= Objective =
Check every line of the data below for the string "length", and copy the ones that hold it.

= Dataset content =
---

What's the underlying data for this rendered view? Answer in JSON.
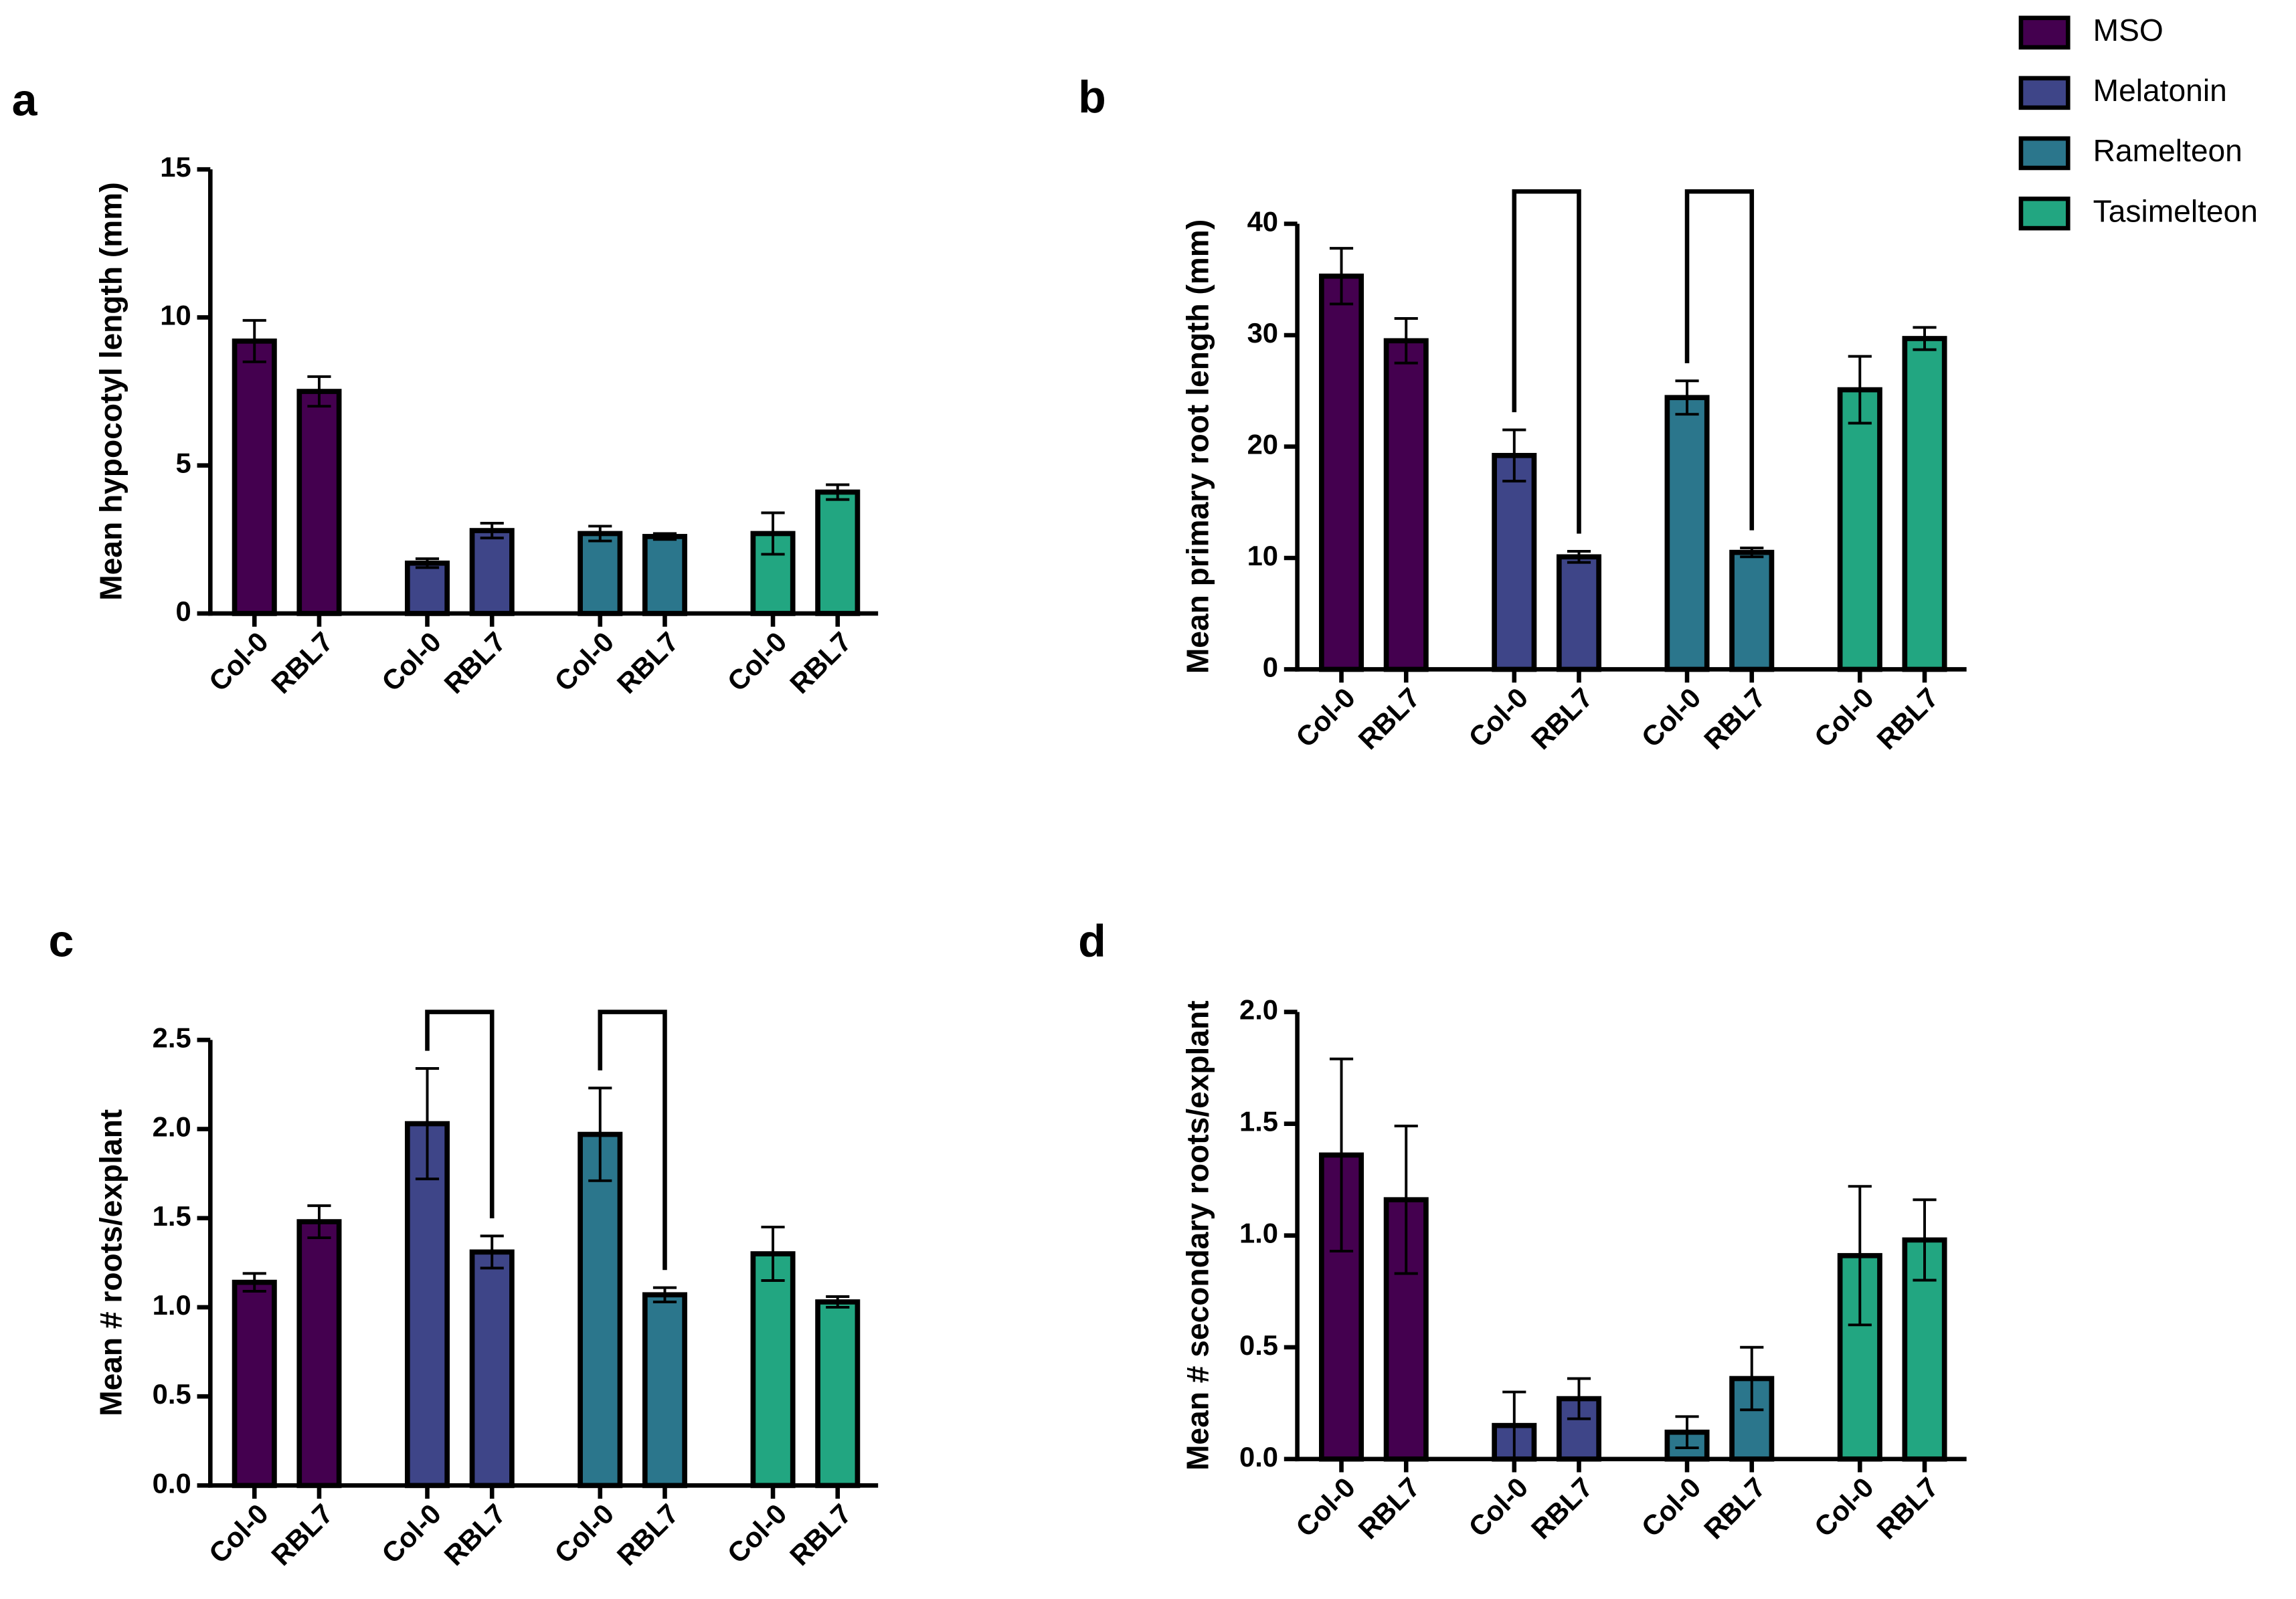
{
  "legend": [
    {
      "name": "MSO",
      "color": "#44004f"
    },
    {
      "name": "Melatonin",
      "color": "#3e4588"
    },
    {
      "name": "Ramelteon",
      "color": "#2b768c"
    },
    {
      "name": "Tasimelteon",
      "color": "#22a681"
    }
  ],
  "chart_data": [
    {
      "type": "bar",
      "panel": "a",
      "ylabel": "Mean hypocotyl length (mm)",
      "categories": [
        "Col-0",
        "RBL7"
      ],
      "ylim": [
        0,
        15
      ],
      "yticks": [
        0,
        5,
        10,
        15
      ],
      "series": [
        {
          "values": [
            9.2,
            7.5
          ],
          "errors": [
            0.7,
            0.5
          ]
        },
        {
          "values": [
            1.7,
            2.8
          ],
          "errors": [
            0.15,
            0.25
          ]
        },
        {
          "values": [
            2.7,
            2.6
          ],
          "errors": [
            0.25,
            0.1
          ]
        },
        {
          "values": [
            2.7,
            4.1
          ],
          "errors": [
            0.7,
            0.25
          ]
        }
      ]
    },
    {
      "type": "bar",
      "panel": "b",
      "ylabel": "Mean primary root length (mm)",
      "categories": [
        "Col-0",
        "RBL7"
      ],
      "ylim": [
        0,
        40
      ],
      "yticks": [
        0,
        10,
        20,
        30,
        40
      ],
      "series": [
        {
          "values": [
            35.3,
            29.5
          ],
          "errors": [
            2.5,
            2.0
          ]
        },
        {
          "values": [
            19.2,
            10.1
          ],
          "errors": [
            2.3,
            0.5
          ]
        },
        {
          "values": [
            24.4,
            10.5
          ],
          "errors": [
            1.5,
            0.4
          ]
        },
        {
          "values": [
            25.1,
            29.7
          ],
          "errors": [
            3.0,
            1.0
          ]
        }
      ]
    },
    {
      "type": "bar",
      "panel": "c",
      "ylabel": "Mean # roots/explant",
      "categories": [
        "Col-0",
        "RBL7"
      ],
      "ylim": [
        0,
        2.5
      ],
      "yticks": [
        {
          "value": 0,
          "label": "0.0"
        },
        0.5,
        {
          "value": 1,
          "label": "1.0"
        },
        1.5,
        {
          "value": 2,
          "label": "2.0"
        },
        2.5
      ],
      "series": [
        {
          "values": [
            1.14,
            1.48
          ],
          "errors": [
            0.05,
            0.09
          ]
        },
        {
          "values": [
            2.03,
            1.31
          ],
          "errors": [
            0.31,
            0.09
          ]
        },
        {
          "values": [
            1.97,
            1.07
          ],
          "errors": [
            0.26,
            0.04
          ]
        },
        {
          "values": [
            1.3,
            1.03
          ],
          "errors": [
            0.15,
            0.03
          ]
        }
      ]
    },
    {
      "type": "bar",
      "panel": "d",
      "ylabel": "Mean # secondary roots/explant",
      "categories": [
        "Col-0",
        "RBL7"
      ],
      "ylim": [
        0,
        2
      ],
      "yticks": [
        {
          "value": 0,
          "label": "0.0"
        },
        0.5,
        {
          "value": 1,
          "label": "1.0"
        },
        1.5,
        {
          "value": 2,
          "label": "2.0"
        }
      ],
      "series": [
        {
          "values": [
            1.36,
            1.16
          ],
          "errors": [
            0.43,
            0.33
          ]
        },
        {
          "values": [
            0.15,
            0.27
          ],
          "errors": [
            0.15,
            0.09
          ]
        },
        {
          "values": [
            0.12,
            0.36
          ],
          "errors": [
            0.07,
            0.14
          ]
        },
        {
          "values": [
            0.91,
            0.98
          ],
          "errors": [
            0.31,
            0.18
          ]
        }
      ]
    }
  ]
}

---

= Task result =
      "ylabel": "Mean hypocotyl length (mm)",
      "ylabel": "Mean primary root length (mm)",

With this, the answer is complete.